- Dataset excerpts
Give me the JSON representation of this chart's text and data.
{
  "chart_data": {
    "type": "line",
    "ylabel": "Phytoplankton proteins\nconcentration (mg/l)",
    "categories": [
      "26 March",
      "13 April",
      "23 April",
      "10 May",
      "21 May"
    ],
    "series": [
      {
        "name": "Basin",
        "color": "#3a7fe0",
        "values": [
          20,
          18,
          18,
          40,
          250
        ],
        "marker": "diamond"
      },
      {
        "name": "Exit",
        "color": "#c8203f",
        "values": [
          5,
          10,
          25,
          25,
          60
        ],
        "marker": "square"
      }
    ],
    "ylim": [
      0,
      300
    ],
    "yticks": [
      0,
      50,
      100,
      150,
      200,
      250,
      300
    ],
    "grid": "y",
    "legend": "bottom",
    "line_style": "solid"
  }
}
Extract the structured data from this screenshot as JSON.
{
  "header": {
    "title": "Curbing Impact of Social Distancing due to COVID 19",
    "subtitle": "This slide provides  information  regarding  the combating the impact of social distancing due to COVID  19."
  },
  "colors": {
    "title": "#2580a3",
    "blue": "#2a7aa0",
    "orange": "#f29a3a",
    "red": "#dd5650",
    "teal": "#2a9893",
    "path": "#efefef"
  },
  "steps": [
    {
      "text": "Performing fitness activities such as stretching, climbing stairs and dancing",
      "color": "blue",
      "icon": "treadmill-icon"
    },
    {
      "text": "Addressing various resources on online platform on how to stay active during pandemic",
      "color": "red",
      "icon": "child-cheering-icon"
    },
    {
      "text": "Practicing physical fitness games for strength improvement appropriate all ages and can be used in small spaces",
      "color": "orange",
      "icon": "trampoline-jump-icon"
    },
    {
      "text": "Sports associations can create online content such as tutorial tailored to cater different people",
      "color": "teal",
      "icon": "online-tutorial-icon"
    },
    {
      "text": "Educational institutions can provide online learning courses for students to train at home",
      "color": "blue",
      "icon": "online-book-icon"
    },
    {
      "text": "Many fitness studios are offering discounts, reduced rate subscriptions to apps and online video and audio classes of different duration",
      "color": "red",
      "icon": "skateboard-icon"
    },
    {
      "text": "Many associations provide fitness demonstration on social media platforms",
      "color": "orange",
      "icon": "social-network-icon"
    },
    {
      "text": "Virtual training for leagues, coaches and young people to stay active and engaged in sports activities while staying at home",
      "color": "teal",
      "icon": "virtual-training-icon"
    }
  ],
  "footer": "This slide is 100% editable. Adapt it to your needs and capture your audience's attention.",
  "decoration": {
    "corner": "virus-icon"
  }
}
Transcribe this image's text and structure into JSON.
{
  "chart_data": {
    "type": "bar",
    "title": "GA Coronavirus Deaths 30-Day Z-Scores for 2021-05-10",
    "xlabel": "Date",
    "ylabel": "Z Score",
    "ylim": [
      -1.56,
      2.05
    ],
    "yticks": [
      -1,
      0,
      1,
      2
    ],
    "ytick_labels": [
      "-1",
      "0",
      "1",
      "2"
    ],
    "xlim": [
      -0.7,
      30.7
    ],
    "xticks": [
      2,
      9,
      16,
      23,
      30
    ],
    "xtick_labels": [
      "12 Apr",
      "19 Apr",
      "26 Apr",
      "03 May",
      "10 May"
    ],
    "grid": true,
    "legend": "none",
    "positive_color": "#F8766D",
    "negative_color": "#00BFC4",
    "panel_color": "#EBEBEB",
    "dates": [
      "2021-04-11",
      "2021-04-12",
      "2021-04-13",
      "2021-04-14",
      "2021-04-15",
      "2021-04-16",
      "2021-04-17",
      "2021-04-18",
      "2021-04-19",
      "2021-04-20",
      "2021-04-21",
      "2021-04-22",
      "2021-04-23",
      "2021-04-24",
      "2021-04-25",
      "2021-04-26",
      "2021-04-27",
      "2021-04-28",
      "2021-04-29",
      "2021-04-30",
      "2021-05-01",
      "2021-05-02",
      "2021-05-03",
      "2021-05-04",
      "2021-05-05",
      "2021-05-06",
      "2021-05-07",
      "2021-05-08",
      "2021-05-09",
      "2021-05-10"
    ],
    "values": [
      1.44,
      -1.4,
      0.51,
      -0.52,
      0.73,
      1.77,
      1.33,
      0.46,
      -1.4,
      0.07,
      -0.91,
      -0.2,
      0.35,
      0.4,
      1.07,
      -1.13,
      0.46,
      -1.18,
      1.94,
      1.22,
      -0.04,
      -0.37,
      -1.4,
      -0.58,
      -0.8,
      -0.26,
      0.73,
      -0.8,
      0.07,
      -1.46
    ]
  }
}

- Task brief
Would you copy out every line in the records that includes the string "stay"?

- Exercise result
      "text": "Addressing various resources on online platform on how to stay active during pandemic",
      "text": "Virtual training for leagues, coaches and young people to stay active and engaged in sports activities while staying at home",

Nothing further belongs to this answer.